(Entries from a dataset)
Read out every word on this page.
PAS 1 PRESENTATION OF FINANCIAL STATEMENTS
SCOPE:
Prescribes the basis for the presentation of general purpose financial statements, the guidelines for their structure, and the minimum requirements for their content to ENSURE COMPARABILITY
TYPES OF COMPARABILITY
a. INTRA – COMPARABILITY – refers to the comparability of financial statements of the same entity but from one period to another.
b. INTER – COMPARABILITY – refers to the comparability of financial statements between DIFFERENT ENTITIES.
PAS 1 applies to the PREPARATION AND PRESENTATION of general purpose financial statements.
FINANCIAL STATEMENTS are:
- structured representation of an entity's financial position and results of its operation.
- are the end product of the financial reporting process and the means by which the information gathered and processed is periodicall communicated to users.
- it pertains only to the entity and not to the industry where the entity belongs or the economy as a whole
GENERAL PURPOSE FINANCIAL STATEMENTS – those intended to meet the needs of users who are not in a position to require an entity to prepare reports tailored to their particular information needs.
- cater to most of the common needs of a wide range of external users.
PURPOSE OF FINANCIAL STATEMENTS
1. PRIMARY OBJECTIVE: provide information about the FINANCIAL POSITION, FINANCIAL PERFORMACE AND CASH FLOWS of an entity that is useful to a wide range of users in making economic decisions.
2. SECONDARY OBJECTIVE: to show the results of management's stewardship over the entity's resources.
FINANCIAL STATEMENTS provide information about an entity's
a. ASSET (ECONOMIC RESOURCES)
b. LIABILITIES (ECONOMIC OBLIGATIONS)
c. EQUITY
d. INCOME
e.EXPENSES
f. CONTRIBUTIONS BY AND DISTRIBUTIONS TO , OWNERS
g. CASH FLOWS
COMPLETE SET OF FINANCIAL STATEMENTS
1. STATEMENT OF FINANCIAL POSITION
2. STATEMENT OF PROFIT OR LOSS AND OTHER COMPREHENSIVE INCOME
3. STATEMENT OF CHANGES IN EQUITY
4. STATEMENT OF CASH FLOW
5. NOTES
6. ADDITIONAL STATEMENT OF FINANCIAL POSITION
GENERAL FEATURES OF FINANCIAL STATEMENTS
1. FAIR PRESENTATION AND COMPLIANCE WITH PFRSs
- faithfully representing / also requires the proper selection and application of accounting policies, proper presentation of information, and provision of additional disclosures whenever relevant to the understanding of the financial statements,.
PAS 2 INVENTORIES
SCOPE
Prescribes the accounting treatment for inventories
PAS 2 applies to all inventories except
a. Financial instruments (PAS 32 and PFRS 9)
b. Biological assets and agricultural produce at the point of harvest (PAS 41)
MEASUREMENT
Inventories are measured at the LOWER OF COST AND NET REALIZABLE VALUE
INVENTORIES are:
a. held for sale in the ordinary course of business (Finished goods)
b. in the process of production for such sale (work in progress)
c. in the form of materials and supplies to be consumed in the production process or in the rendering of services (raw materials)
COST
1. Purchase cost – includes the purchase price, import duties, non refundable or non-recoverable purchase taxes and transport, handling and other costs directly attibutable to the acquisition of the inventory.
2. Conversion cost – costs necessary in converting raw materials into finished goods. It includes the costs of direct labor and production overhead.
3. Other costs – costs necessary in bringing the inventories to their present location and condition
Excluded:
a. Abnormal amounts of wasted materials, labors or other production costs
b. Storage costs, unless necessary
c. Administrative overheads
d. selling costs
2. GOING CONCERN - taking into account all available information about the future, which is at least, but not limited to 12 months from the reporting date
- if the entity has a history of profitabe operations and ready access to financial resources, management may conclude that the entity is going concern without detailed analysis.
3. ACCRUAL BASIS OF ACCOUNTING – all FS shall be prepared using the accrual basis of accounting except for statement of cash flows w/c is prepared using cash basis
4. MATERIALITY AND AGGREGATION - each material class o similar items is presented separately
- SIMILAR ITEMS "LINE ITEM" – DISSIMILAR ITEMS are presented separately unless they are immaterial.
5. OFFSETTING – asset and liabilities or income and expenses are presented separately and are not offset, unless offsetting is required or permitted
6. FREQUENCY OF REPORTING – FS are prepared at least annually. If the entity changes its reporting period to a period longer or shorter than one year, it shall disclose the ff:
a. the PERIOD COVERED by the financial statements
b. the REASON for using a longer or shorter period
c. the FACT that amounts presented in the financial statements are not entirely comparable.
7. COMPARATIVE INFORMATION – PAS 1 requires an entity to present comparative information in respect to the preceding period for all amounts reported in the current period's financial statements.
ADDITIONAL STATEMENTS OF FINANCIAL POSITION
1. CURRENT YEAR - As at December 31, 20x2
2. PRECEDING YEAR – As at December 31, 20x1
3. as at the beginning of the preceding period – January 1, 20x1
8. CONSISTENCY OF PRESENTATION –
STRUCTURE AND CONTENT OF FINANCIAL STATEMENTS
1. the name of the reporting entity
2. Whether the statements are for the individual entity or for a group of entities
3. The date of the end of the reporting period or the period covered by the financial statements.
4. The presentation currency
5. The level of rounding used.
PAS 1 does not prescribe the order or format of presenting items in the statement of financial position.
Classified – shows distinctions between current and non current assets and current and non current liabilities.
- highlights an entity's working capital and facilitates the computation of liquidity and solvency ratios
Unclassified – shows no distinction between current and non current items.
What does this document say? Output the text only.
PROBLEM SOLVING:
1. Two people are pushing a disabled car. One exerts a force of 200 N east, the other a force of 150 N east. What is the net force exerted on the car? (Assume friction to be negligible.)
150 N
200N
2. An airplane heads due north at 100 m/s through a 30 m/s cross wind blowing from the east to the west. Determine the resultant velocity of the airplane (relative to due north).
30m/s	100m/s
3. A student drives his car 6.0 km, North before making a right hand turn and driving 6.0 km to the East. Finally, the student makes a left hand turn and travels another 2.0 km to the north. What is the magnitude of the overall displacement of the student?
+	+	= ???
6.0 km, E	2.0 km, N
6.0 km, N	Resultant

[What to produce]: Using the material above, count the lines containing the word "December". Reply with the number alone.

[Final result]: 2